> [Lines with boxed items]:

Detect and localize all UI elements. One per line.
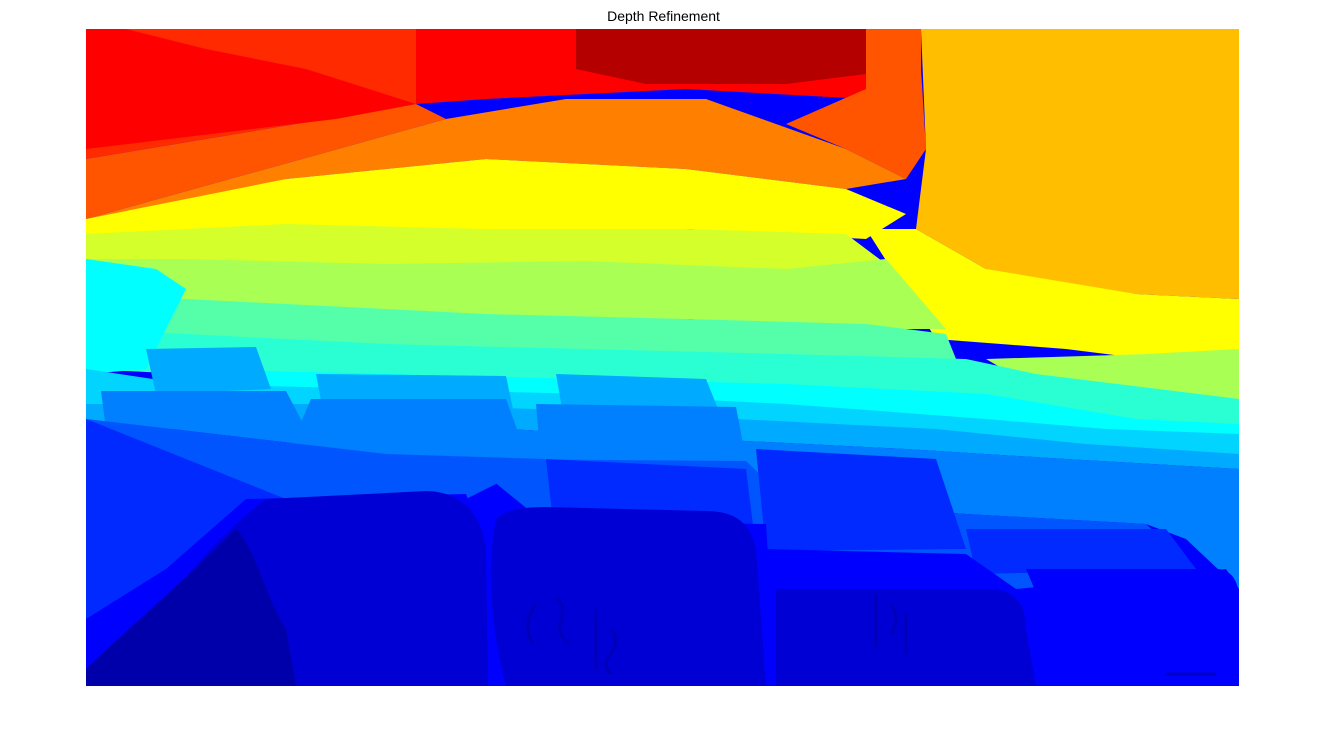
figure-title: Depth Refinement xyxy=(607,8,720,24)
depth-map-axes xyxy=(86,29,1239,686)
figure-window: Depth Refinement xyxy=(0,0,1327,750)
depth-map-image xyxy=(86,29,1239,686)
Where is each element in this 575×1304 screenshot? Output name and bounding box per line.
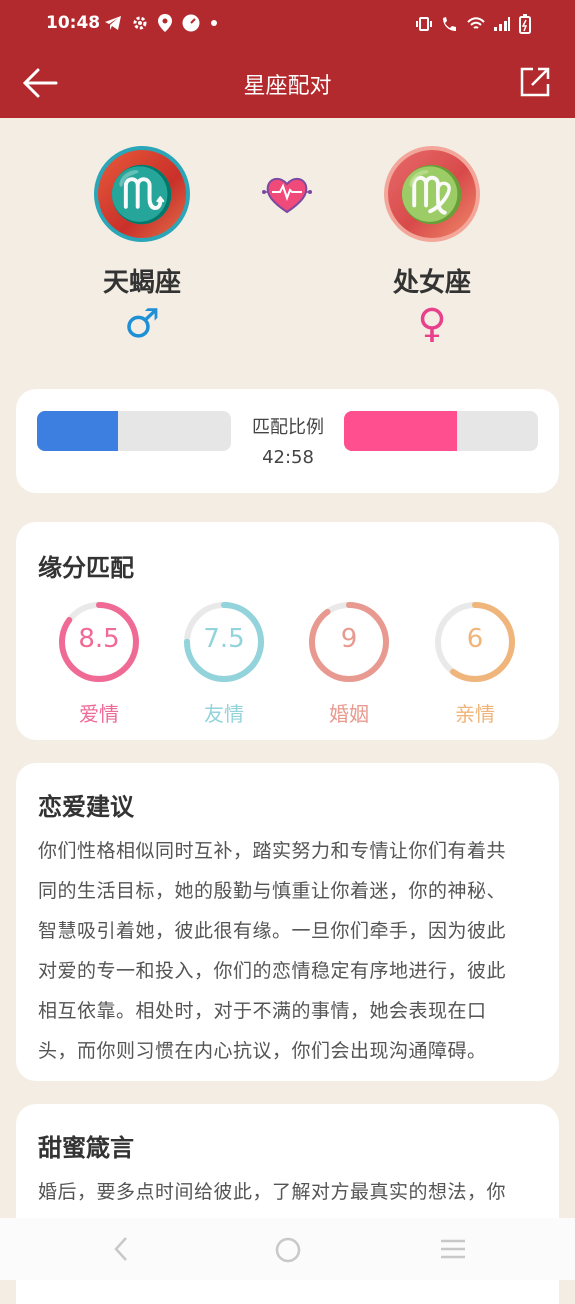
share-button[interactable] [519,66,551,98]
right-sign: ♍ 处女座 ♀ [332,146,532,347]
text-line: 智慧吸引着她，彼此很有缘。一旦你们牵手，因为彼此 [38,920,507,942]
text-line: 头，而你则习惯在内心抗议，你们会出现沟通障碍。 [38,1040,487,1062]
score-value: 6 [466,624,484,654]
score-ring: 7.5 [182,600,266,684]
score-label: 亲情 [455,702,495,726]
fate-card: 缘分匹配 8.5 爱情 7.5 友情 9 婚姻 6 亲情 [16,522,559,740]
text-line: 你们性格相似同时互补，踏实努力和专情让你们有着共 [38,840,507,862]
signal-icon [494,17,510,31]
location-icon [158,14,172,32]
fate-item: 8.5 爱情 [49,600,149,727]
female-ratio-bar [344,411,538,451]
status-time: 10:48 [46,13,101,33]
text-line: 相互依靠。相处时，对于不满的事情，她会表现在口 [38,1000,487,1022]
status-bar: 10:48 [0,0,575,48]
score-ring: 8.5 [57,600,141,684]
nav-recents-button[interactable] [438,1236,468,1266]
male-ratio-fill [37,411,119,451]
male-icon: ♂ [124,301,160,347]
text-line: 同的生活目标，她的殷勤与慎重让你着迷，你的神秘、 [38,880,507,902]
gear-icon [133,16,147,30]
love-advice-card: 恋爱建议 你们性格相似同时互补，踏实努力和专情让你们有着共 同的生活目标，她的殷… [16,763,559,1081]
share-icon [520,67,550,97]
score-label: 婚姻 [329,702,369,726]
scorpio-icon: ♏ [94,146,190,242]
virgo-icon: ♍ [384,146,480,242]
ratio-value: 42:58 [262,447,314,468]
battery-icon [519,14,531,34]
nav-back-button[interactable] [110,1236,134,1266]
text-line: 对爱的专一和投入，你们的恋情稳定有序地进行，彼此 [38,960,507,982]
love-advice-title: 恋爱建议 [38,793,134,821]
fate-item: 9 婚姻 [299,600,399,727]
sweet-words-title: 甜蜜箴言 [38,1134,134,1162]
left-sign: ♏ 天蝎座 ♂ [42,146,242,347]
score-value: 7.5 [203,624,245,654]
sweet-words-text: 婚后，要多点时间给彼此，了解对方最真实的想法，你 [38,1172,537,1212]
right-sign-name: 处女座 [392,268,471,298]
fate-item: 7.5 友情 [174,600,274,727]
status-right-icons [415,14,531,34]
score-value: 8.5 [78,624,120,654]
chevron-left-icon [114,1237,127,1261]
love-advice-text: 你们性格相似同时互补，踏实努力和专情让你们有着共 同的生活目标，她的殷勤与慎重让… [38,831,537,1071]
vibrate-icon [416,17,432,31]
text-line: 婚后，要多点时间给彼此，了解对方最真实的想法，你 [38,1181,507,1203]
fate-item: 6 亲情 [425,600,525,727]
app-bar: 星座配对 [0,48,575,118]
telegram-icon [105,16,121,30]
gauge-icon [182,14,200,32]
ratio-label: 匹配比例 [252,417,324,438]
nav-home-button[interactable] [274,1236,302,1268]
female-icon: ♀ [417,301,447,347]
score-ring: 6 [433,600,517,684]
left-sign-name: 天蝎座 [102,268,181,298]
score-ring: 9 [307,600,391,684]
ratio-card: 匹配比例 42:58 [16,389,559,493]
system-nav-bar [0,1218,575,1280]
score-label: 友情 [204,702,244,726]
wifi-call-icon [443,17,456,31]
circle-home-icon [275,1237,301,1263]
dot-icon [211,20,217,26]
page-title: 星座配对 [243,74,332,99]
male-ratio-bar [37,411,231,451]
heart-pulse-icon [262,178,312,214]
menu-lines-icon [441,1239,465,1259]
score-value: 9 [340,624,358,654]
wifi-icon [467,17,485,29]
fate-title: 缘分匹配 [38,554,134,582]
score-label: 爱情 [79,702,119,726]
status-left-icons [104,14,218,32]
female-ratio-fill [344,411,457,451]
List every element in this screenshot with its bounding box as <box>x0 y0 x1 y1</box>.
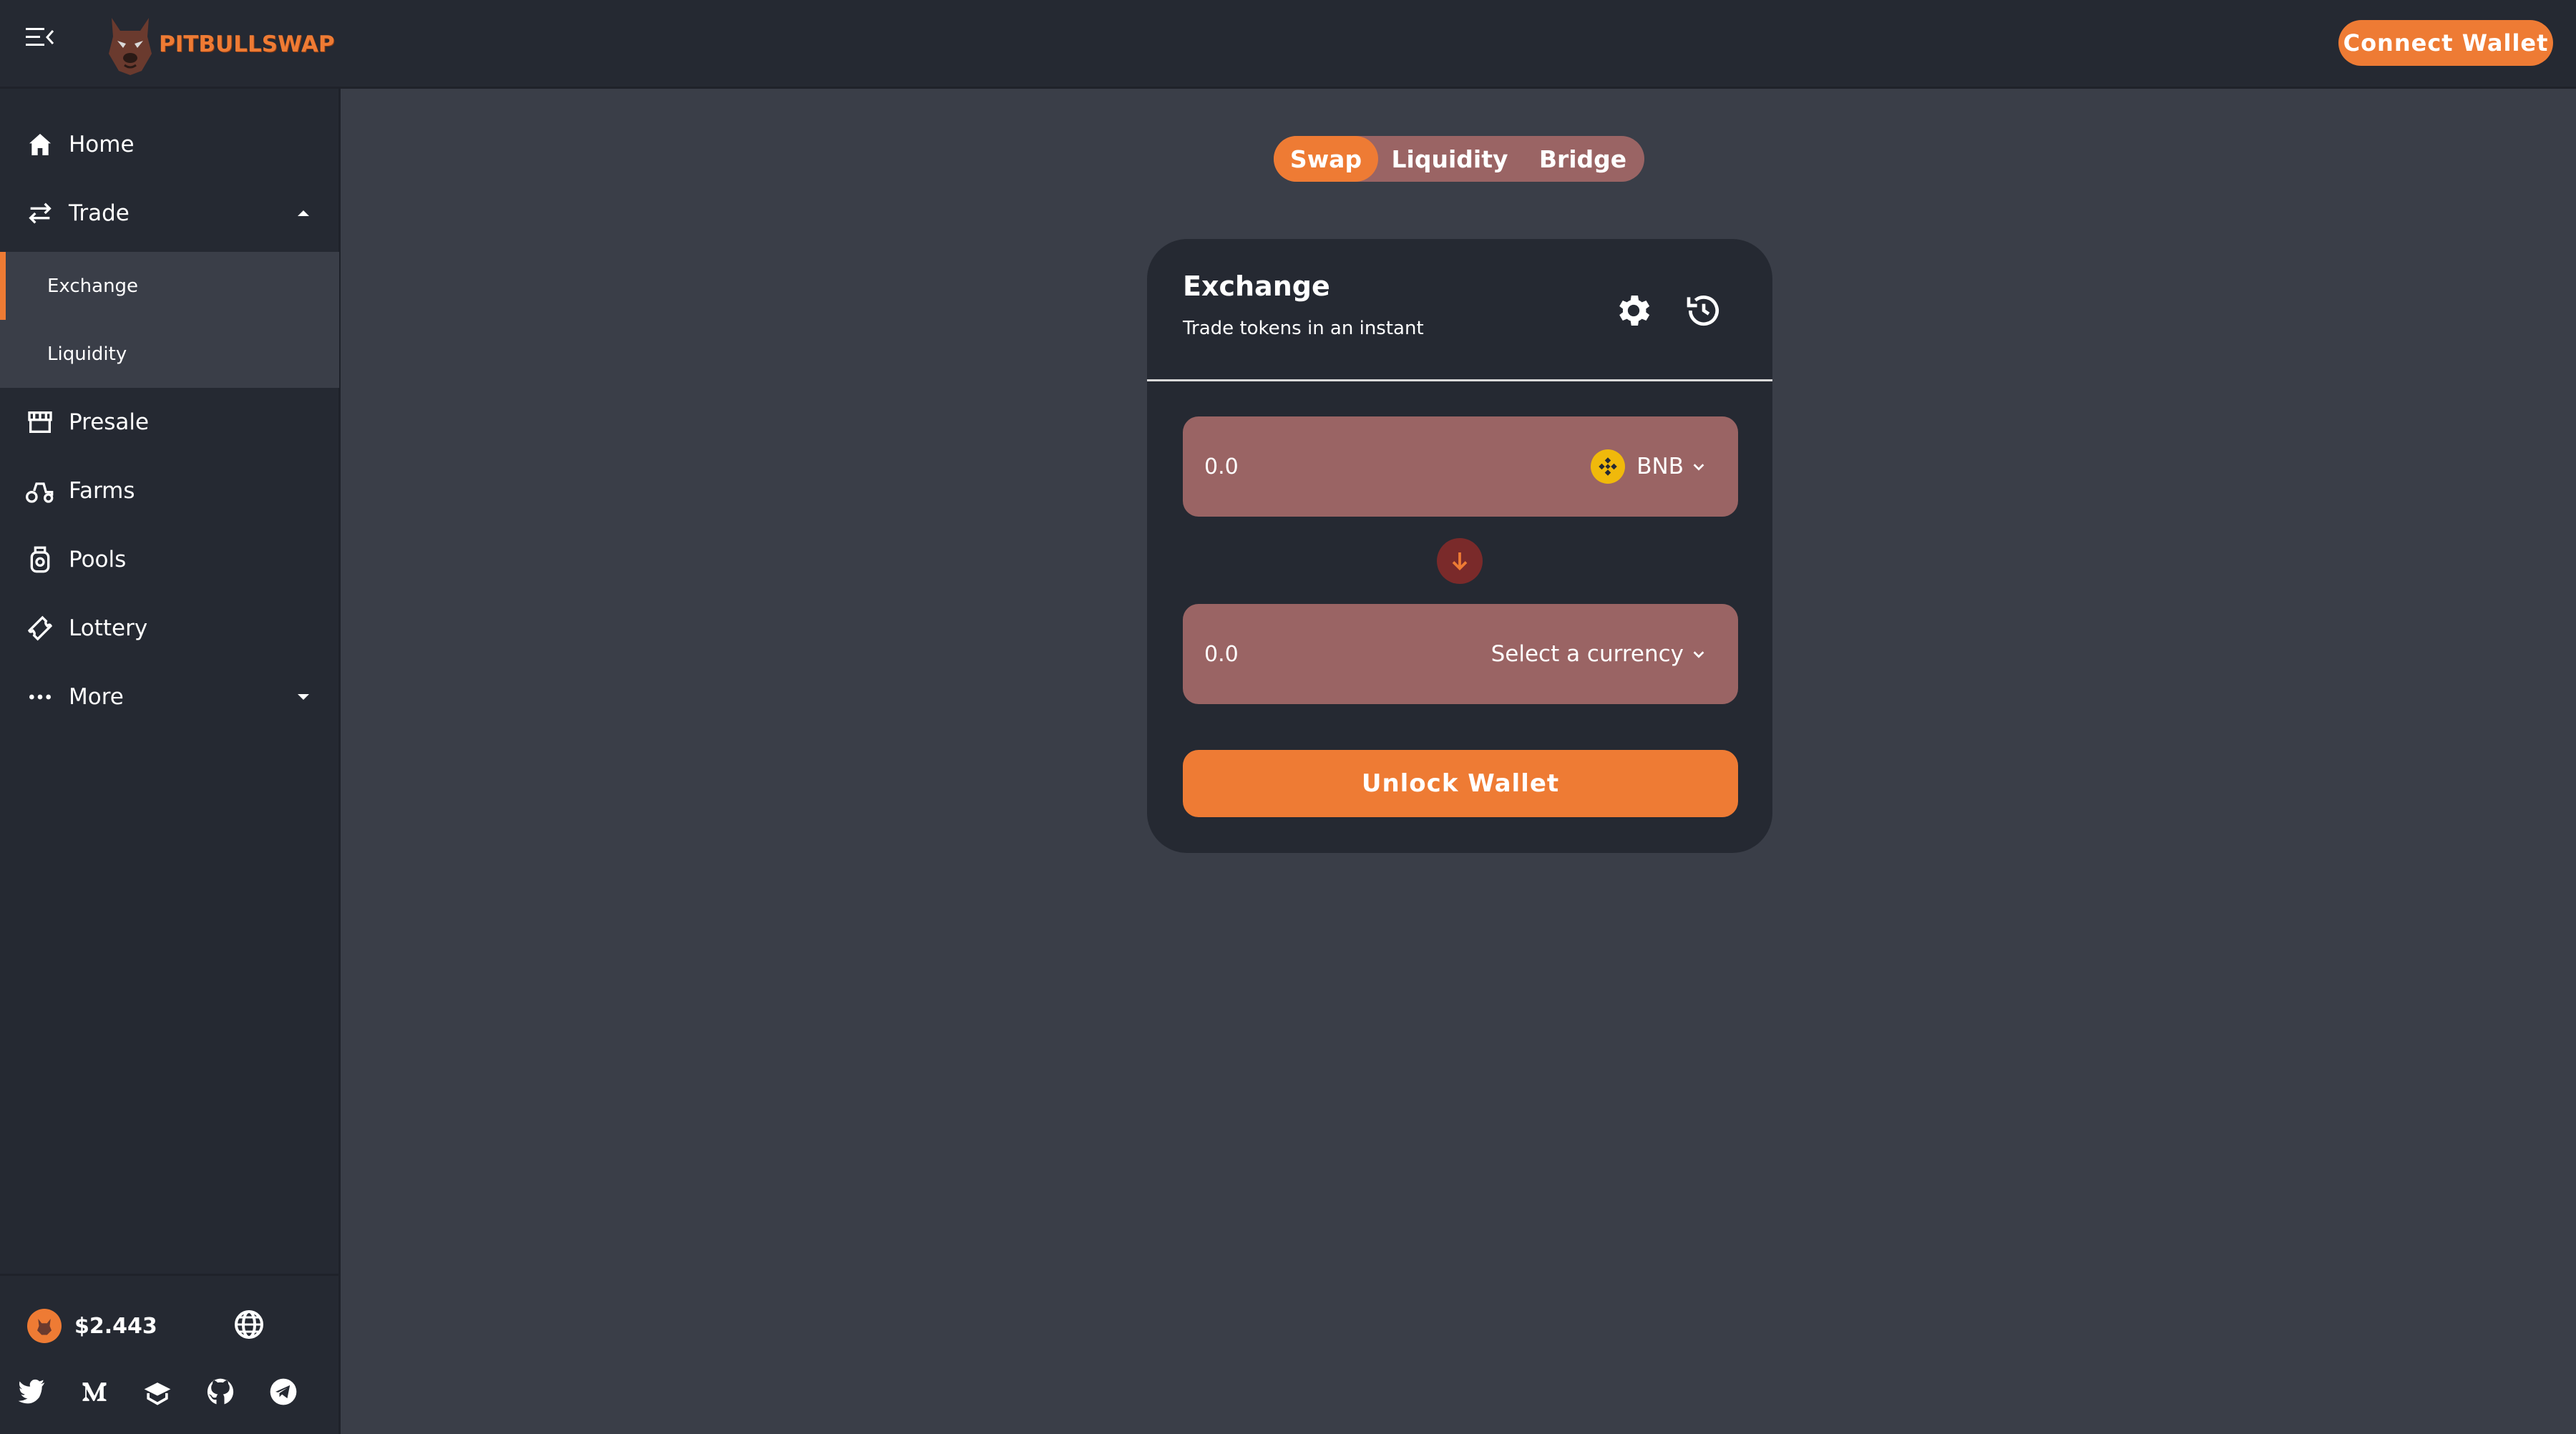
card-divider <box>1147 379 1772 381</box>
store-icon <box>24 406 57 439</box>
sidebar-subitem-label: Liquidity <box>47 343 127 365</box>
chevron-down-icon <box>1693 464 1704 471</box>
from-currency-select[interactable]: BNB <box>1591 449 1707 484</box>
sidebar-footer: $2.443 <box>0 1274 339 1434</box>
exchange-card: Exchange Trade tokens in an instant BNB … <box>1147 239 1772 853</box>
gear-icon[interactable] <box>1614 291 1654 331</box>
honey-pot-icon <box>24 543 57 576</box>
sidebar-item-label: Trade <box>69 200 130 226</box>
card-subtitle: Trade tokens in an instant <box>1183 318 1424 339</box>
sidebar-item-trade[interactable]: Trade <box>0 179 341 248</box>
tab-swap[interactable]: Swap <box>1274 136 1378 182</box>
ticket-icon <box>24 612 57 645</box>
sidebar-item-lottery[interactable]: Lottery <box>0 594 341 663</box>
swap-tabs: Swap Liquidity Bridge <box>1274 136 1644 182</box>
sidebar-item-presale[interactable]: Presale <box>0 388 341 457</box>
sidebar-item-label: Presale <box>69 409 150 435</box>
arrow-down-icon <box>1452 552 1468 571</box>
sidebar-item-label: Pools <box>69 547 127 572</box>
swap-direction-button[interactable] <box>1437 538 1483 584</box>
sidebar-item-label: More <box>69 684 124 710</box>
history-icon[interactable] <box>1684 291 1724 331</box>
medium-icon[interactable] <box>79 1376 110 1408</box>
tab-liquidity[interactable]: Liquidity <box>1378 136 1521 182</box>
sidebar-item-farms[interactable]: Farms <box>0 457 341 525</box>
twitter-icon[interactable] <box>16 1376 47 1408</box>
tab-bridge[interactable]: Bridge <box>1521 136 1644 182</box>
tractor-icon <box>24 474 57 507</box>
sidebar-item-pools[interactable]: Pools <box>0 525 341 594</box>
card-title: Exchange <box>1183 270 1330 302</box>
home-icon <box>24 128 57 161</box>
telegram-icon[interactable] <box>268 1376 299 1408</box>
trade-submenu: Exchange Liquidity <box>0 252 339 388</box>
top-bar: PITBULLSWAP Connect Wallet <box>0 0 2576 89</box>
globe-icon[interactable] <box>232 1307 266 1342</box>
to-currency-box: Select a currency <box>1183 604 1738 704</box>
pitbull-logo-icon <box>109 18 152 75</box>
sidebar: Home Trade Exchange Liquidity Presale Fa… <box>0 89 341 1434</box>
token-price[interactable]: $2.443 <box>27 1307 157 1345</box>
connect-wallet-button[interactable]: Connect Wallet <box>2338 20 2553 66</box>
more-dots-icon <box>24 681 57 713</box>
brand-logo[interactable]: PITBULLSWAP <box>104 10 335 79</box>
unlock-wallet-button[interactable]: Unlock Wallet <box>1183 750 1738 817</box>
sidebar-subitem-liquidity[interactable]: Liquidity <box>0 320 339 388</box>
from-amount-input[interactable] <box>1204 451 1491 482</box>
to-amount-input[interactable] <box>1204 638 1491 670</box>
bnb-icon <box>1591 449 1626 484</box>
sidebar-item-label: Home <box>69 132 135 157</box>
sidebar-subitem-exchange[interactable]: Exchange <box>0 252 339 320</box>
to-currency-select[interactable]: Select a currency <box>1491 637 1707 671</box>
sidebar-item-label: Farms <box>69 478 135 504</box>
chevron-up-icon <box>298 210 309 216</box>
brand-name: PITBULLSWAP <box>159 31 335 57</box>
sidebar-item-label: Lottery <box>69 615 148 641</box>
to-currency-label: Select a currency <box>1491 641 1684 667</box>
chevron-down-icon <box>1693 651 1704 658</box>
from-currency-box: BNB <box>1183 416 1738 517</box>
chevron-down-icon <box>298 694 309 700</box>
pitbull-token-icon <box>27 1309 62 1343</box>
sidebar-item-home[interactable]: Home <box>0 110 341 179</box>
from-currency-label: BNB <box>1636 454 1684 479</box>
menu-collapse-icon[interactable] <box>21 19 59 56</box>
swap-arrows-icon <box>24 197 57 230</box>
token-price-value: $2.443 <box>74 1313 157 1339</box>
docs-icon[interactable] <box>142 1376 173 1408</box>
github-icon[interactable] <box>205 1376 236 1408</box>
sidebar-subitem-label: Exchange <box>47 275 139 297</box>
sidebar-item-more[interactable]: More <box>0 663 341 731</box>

> [DIRECTIONS FOR THIS TASK]:
Collect every line above that contains the string "恋爱建议", copying each one in full. Case counts.

> [TASK SOLUTION]:
love-advice-card: 恋爱建议 你们性格相似同时互补，踏实努力和专情让你们有着共 同的生活目标，她的殷… [16,763,559,1081]
love-advice-title: 恋爱建议 [38,793,134,821]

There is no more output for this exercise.